Part of a data file

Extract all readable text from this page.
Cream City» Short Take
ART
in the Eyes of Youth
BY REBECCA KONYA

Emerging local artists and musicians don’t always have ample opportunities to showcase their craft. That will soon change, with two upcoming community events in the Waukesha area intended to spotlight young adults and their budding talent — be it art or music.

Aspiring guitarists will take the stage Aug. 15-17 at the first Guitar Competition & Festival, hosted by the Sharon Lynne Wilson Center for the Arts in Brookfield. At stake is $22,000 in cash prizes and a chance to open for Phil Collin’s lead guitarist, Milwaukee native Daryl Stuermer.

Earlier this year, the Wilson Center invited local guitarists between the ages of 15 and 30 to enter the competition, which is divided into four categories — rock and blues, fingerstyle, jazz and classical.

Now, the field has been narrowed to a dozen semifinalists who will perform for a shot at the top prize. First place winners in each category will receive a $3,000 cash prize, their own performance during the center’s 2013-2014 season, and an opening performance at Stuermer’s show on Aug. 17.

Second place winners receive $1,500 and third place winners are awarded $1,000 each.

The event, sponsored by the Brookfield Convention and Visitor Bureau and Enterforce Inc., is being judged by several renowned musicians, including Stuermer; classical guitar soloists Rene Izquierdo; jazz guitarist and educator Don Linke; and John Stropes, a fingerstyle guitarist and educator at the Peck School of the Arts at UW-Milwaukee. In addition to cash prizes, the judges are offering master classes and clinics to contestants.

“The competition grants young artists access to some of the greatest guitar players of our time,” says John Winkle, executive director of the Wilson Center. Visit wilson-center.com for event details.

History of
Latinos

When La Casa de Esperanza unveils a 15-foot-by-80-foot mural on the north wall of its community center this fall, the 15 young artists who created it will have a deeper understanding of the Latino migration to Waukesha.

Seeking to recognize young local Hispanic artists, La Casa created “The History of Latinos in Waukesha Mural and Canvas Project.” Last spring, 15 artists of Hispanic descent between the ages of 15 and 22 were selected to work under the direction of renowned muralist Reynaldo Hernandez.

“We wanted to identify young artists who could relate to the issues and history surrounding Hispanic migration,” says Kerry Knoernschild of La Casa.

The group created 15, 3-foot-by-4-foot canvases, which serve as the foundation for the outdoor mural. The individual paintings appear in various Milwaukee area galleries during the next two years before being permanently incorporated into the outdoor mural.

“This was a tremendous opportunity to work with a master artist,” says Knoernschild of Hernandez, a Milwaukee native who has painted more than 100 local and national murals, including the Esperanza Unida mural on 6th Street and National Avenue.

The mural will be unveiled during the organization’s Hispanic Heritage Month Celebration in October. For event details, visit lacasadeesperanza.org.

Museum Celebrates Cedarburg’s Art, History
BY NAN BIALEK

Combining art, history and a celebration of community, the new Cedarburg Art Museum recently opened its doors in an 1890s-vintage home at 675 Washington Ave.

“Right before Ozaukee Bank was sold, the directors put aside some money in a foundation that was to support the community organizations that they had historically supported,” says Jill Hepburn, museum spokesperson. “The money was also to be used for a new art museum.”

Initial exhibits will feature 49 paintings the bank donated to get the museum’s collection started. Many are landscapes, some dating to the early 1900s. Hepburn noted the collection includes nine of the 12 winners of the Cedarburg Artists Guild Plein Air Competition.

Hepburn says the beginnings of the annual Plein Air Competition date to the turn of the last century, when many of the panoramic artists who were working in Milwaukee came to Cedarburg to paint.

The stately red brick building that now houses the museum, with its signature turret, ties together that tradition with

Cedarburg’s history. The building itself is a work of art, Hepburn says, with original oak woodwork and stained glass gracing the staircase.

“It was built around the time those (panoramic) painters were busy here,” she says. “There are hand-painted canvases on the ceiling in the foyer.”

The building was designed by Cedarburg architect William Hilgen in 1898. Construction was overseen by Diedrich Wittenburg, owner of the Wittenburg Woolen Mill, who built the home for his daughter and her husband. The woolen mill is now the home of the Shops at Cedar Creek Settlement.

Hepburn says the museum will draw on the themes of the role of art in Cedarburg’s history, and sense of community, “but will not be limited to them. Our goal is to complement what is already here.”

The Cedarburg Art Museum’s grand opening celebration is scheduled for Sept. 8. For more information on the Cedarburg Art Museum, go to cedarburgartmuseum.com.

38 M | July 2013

Exercise objective
Pull out all lines in the data above that include "foundation".

Exercise output
The group created 15, 3-foot-by-4-foot canvases, which serve as the foundation for the outdoor mural. The individual paintings appear in various Milwaukee area galleries during the next two years before being permanently incorporated into the outdoor mural.
“Right before Ozaukee Bank was sold, the directors put aside some money in a foundation that was to support the community organizations that they had historically supported,” says Jill Hepburn, museum spokesperson. “The money was also to be used for a new art museum.”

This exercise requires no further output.